**Work required**.
Print the records below word for word, but leave out the pictures.

**Extracted information**.
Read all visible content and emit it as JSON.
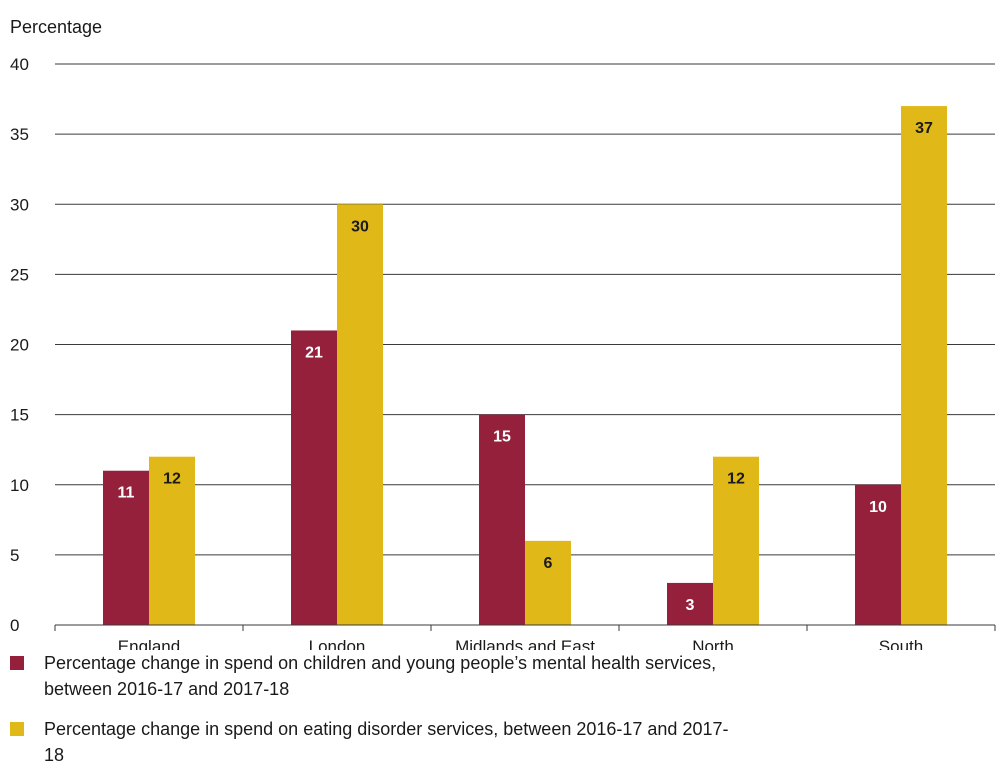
{
  "chart_data": {
    "type": "bar",
    "ylabel": "Percentage",
    "xlabel": "",
    "title": "",
    "ylim": [
      0,
      40
    ],
    "yticks": [
      0,
      5,
      10,
      15,
      20,
      25,
      30,
      35,
      40
    ],
    "grid": "horizontal",
    "categories": [
      "England",
      "London",
      "Midlands and East",
      "North",
      "South"
    ],
    "series": [
      {
        "name": "Percentage change in spend on children and young people’s mental health services, between 2016-17 and 2017-18",
        "color": "#95203c",
        "label_color": "#ffffff",
        "values": [
          11,
          21,
          15,
          3,
          10
        ]
      },
      {
        "name": "Percentage change in spend on eating disorder services, between 2016-17 and 2017-18",
        "color": "#e0b918",
        "label_color": "#1a1a1a",
        "values": [
          12,
          30,
          6,
          12,
          37
        ]
      }
    ],
    "legend_position": "bottom"
  }
}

**Full output**.
Read all visible content and emit it as JSON.
{
  "chart_data": {
    "type": "bar",
    "ylabel": "Percentage",
    "xlabel": "",
    "title": "",
    "ylim": [
      0,
      40
    ],
    "yticks": [
      0,
      5,
      10,
      15,
      20,
      25,
      30,
      35,
      40
    ],
    "grid": "horizontal",
    "categories": [
      "England",
      "London",
      "Midlands and East",
      "North",
      "South"
    ],
    "series": [
      {
        "name": "Percentage change in spend on children and young people’s mental health services, between 2016-17 and 2017-18",
        "color": "#95203c",
        "label_color": "#ffffff",
        "values": [
          11,
          21,
          15,
          3,
          10
        ]
      },
      {
        "name": "Percentage change in spend on eating disorder services, between 2016-17 and 2017-18",
        "color": "#e0b918",
        "label_color": "#1a1a1a",
        "values": [
          12,
          30,
          6,
          12,
          37
        ]
      }
    ],
    "legend_position": "bottom"
  }
}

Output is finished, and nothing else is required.